__Exercise description__
Identify the lines that contain the string "data", then copy each of them.

— start of Supplied material —

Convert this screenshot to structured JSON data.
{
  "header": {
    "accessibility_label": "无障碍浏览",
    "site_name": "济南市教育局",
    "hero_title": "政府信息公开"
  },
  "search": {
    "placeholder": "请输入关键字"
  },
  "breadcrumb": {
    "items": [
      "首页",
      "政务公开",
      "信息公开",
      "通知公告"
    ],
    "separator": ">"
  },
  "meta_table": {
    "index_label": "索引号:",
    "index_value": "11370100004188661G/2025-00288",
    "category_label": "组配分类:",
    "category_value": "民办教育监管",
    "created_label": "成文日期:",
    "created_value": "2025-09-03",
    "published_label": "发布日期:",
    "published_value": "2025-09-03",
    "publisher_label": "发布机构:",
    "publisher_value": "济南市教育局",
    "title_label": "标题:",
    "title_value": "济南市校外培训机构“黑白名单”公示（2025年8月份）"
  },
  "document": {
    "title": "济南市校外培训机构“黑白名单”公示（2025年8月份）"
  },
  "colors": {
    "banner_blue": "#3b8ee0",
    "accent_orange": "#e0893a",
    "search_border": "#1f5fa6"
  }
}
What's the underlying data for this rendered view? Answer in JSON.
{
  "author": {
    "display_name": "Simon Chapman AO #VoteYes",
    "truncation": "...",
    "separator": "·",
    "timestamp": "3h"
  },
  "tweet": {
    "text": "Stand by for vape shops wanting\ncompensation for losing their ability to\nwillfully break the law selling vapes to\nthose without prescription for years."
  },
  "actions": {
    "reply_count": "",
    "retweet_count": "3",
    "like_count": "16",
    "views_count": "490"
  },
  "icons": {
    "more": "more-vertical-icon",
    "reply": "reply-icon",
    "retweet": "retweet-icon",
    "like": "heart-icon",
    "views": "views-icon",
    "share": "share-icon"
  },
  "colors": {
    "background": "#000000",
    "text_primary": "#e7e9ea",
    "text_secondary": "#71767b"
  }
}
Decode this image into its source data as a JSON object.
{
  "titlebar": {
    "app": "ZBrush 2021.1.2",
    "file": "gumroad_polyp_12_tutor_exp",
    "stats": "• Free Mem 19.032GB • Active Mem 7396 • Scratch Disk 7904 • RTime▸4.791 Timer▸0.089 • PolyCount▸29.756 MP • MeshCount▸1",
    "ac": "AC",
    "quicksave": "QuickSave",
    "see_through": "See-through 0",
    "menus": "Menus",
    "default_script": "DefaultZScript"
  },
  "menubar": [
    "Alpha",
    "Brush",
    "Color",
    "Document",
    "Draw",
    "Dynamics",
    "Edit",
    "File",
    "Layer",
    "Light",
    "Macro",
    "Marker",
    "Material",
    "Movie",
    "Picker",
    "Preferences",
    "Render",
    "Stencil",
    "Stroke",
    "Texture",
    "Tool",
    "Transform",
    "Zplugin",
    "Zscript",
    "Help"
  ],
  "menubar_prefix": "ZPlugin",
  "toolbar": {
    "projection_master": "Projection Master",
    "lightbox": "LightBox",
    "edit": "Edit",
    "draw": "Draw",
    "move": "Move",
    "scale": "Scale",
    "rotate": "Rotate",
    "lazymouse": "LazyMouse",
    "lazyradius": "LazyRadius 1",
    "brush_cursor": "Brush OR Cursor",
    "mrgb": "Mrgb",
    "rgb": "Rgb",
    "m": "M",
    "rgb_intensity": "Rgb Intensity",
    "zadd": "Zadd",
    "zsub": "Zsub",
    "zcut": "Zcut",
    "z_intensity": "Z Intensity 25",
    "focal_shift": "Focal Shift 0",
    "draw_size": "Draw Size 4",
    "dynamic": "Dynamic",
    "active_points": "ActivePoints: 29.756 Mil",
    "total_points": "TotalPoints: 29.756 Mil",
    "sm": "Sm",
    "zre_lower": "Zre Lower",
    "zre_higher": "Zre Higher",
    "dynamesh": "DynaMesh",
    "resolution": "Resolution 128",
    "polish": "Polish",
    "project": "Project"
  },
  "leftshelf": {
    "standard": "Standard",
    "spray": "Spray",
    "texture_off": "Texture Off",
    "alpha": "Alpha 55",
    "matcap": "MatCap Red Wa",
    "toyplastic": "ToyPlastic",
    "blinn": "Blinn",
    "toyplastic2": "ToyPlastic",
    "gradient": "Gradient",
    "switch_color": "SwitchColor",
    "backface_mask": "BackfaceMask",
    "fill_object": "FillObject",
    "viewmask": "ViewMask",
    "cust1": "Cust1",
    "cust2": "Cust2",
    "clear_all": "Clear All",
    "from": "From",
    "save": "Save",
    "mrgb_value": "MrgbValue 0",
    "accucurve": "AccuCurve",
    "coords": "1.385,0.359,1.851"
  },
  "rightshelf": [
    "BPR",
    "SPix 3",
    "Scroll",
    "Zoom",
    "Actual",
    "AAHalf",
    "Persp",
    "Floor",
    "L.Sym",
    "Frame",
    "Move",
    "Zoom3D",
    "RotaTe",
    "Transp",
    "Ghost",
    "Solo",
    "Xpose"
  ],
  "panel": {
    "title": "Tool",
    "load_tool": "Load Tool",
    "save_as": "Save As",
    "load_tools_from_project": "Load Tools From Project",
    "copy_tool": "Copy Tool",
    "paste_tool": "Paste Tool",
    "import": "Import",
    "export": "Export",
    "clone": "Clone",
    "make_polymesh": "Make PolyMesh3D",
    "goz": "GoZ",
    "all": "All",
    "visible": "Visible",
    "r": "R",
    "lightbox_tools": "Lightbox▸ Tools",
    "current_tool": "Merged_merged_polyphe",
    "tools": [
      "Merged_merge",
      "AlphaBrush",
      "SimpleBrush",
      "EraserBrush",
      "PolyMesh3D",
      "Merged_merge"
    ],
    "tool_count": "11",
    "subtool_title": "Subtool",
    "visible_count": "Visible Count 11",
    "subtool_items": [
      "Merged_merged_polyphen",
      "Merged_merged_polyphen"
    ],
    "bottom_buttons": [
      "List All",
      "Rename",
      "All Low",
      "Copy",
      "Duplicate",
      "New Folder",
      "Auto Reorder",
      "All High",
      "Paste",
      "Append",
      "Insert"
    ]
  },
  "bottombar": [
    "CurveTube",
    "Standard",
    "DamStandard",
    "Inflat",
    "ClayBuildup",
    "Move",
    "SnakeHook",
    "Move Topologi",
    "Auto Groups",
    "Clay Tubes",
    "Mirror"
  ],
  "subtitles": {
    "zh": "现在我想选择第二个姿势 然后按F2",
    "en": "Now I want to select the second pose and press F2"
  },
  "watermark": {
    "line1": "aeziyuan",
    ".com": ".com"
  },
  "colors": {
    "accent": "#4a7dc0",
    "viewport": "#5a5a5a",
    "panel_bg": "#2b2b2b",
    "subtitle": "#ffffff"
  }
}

— end of Supplied material —

__Worked solution__
Convert this screenshot to structured JSON data.
What's the underlying data for this rendered view? Answer in JSON.
Decode this image into its source data as a JSON object.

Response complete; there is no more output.